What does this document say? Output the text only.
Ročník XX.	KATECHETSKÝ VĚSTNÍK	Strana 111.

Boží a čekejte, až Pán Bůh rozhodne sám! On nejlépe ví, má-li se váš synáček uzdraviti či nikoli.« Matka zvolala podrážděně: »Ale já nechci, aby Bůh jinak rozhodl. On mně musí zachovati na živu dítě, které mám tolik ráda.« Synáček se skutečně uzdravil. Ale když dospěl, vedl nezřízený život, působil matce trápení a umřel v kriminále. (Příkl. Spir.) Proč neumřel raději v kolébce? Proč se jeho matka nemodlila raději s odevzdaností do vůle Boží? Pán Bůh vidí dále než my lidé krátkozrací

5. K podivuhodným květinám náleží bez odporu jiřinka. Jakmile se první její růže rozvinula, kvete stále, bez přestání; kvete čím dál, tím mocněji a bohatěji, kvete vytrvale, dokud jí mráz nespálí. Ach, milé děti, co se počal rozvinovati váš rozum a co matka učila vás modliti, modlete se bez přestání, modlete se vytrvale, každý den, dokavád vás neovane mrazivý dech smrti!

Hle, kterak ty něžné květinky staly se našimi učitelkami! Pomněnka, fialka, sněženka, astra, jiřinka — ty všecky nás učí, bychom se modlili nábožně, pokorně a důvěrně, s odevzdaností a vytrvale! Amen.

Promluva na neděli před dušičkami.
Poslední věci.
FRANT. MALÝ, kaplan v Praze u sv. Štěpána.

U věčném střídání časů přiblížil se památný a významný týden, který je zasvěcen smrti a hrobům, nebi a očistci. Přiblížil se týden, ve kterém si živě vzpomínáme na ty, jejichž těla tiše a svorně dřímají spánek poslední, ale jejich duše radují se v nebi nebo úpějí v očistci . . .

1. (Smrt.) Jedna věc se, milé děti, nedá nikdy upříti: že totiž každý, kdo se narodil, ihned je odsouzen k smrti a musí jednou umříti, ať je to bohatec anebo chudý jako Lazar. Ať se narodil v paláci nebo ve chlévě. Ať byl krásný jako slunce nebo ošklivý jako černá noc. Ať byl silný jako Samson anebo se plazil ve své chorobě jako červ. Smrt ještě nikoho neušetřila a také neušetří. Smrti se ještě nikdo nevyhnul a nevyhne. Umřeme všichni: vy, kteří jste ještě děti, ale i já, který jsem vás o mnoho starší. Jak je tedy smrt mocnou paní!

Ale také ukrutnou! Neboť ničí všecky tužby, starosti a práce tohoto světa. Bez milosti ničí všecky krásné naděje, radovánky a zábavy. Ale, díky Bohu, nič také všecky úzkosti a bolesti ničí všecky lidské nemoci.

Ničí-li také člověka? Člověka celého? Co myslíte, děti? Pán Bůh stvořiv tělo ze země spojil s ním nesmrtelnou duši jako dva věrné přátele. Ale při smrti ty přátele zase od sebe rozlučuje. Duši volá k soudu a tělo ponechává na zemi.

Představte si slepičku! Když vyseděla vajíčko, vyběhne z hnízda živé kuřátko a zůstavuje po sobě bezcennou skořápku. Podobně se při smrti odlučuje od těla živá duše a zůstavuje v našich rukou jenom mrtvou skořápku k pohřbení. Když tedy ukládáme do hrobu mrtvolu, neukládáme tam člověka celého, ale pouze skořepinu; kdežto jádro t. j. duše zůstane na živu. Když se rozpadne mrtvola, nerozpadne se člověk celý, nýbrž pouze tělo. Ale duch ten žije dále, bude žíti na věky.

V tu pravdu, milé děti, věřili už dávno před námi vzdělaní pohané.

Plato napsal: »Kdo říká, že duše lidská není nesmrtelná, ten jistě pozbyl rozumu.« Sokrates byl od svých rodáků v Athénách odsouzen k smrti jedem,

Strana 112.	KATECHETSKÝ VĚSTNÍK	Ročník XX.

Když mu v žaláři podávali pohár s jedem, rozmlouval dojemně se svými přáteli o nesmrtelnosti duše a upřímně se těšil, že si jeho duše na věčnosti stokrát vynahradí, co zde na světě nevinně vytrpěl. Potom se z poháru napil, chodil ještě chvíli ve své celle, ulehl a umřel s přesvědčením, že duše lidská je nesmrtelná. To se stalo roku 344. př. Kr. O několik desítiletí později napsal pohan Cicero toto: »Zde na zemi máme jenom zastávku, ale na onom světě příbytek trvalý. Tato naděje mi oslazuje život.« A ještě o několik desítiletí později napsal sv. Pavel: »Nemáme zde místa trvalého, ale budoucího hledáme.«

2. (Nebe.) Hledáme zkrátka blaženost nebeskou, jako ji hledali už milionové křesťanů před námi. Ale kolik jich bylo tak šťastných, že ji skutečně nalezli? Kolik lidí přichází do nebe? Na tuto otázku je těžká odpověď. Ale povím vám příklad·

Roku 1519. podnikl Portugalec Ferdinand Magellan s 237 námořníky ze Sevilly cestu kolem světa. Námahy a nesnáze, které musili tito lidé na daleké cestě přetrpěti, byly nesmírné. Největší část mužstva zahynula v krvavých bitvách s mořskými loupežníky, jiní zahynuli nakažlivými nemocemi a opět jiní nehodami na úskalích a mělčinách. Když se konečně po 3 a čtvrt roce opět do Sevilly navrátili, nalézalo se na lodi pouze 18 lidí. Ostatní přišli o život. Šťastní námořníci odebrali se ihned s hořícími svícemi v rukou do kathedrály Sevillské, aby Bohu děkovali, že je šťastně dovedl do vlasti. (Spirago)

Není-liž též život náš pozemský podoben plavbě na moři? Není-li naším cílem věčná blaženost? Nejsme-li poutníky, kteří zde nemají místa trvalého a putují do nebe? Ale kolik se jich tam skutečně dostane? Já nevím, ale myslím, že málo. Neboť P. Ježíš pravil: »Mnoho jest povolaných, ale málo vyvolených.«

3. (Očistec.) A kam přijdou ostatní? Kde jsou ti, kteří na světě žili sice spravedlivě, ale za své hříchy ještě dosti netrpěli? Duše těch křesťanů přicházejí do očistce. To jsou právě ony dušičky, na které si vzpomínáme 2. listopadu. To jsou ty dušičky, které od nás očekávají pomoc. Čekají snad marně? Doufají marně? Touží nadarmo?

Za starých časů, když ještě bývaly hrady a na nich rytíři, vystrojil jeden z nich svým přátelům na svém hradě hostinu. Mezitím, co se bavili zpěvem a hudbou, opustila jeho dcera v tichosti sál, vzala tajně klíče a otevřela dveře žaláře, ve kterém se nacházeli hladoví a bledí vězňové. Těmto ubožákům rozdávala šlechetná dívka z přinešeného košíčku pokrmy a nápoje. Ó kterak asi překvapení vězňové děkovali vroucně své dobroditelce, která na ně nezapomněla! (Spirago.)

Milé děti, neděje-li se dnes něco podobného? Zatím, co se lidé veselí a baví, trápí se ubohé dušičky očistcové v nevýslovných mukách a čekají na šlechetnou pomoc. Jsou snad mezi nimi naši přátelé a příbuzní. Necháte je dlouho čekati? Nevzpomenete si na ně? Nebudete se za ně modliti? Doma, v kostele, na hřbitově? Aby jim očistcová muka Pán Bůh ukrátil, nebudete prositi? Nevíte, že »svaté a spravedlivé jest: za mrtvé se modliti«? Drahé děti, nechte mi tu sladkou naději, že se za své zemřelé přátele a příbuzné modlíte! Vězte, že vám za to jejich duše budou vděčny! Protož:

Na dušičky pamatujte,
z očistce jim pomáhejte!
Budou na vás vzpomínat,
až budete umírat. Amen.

-=-=-=-=-

TASK OBJECTIVE:
Pull out all lines of the data with the string "lidí".

EXERCISE RESULT:
2. (Nebe.) Hledáme zkrátka blaženost nebeskou, jako ji hledali už milionové křesťanů před námi. Ale kolik jich bylo tak šťastných, že ji skutečně nalezli? Kolik lidí přichází do nebe? Na tuto otázku je těžká odpověď. Ale povím vám příklad·
Roku 1519. podnikl Portugalec Ferdinand Magellan s 237 námořníky ze Sevilly cestu kolem světa. Námahy a nesnáze, které musili tito lidé na daleké cestě přetrpěti, byly nesmírné. Největší část mužstva zahynula v krvavých bitvách s mořskými loupežníky, jiní zahynuli nakažlivými nemocemi a opět jiní nehodami na úskalích a mělčinách. Když se konečně po 3 a čtvrt roce opět do Sevilly navrátili, nalézalo se na lodi pouze 18 lidí. Ostatní přišli o život. Šťastní námořníci odebrali se ihned s hořícími svícemi v rukou do kathedrály Sevillské, aby Bohu děkovali, že je šťastně dovedl do vlasti. (Spirago)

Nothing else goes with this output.